▶ SELECTED EXTRACT
Masdar
- Type: Subsidiary
- Industry: Renewable energy, clean technology, Green hydrogen
- Founded: 2006; 20 years ago
- Headquarters: Abu Dhabi, United Arab Emirates
- Key people: Sultan Ahmed Al Jaber (chairman); Mohamed Jameel Al Ramahi (CEO);
- Owner: Abu Dhabi National Oil Company, Mubadala Investment Company, Abu Dhabi National Energy Company
- Website: www.masdar.ae

= Masdar =

UAE state-owned renewable energy company

Masdar (Arabic: مصدر‎), also known as the Abu Dhabi Future Energy Company, is a United Arab Emirates state-owned renewable energy company. It was founded in 2006 as a subsidiary of the UAE state-owned Mubadala Investment Company. Masdar has worked to deflect criticisms of the UAE, a major fossil fuel producer, and defend the country's environmental record.

==History==
In 2006, the UAE government established Abu Dhabi Future Energy Company PJSC (Masdar) to diversify the entire resources and boost the local economy.

Sultan Al Jaber is the founder and served as the CEO of Masdar when it was founded in 2006. In 2009, he oversaw Masdar's efforts to secure the presence of the International Renewable Energy Agency (IRENA) headquarters at Masdar City, delivering the successful bid in South Korea. In early 2016, Mohamed Jameel Al Ramahi was appointed as the chief executive officer of Masdar.

In December 2022 it was announced that the Abu Dhabi National Energy Company PJSC (TAQA), Mubadala Investment Company (Mubadala) and Abu Dhabi National Oil Company (ADNOC) would partner under Masdar brand to form a global clean energy powerhouse focused on renewable energy and green hydrogen.

In March 2024, it was announced Masdar had acquired a 50% stake in San Diego, California-headquartered renewables company, Terra-Gen Power from its parent company, Energy Capital Partners for an undisclosed amount.

Masdar garnered laurels from Austria's ex-chancellor Sebastian Kurz who has been working for the company since 2022. With Austrian Verbund it signed a joint study agreement about large scale green hydrogen production in Spain.

===COP28===

During the COP28, Masdar was reported to have hired lobbyists and a public relations firm, First International Resources, to defend its work during the COP28 after criticism from politicians and environmentalists. Masdar chairman and founder Sultan Al Jaber, was the president of COP28. According to the contract, the consultancy was to respond to and deflect negative press reports about Al Jaber. According to The Guardian, edits on Wikipedia have been made by a user, who disclosed being paid by Masdar, to make Al Jaber's role at Masdar more prominent on his page the day after The Guardian revealed his appointment as president of COP28.

▶ EXTRACTED DATA

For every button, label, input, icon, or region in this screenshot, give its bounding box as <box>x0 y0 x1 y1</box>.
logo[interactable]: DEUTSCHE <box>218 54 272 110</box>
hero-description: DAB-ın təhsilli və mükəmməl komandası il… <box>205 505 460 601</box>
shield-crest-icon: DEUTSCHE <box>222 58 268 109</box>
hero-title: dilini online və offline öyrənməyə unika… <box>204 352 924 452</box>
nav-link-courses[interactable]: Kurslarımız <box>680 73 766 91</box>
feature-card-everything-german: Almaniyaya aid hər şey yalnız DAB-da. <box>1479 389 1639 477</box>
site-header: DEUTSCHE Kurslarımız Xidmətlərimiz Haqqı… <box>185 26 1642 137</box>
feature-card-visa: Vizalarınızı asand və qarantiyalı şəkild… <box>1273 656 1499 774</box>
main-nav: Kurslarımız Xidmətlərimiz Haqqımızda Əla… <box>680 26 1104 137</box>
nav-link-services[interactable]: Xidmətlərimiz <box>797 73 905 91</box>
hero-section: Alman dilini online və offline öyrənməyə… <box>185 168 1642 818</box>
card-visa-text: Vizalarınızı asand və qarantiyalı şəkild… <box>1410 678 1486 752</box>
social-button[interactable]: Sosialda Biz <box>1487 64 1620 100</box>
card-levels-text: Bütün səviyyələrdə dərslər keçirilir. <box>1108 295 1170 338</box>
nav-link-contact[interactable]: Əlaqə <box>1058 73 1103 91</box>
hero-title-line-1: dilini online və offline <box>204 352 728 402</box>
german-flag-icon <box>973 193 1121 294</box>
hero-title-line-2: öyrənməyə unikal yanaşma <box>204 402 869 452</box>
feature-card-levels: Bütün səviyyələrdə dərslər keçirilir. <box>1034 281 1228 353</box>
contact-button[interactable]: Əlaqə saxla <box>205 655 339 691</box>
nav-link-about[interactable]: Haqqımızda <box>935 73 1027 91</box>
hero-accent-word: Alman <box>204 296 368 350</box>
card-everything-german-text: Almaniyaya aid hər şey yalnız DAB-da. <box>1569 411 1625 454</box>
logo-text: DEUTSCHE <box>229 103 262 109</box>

▶ TASK DETAILS
Based on the Masdar article, explain in one to three sentences why Masdar hired lobbyists and the public relations firm First International Resources during COP28.

▶ EXPECTED OUTPUT
Masdar was reported to have hired them to defend its work during COP28 after criticism from politicians and environmentalists. Under the contract, the consultancy was to respond to and deflect negative press reports about Sultan Al Jaber, Masdar's chairman and founder and the president of COP28.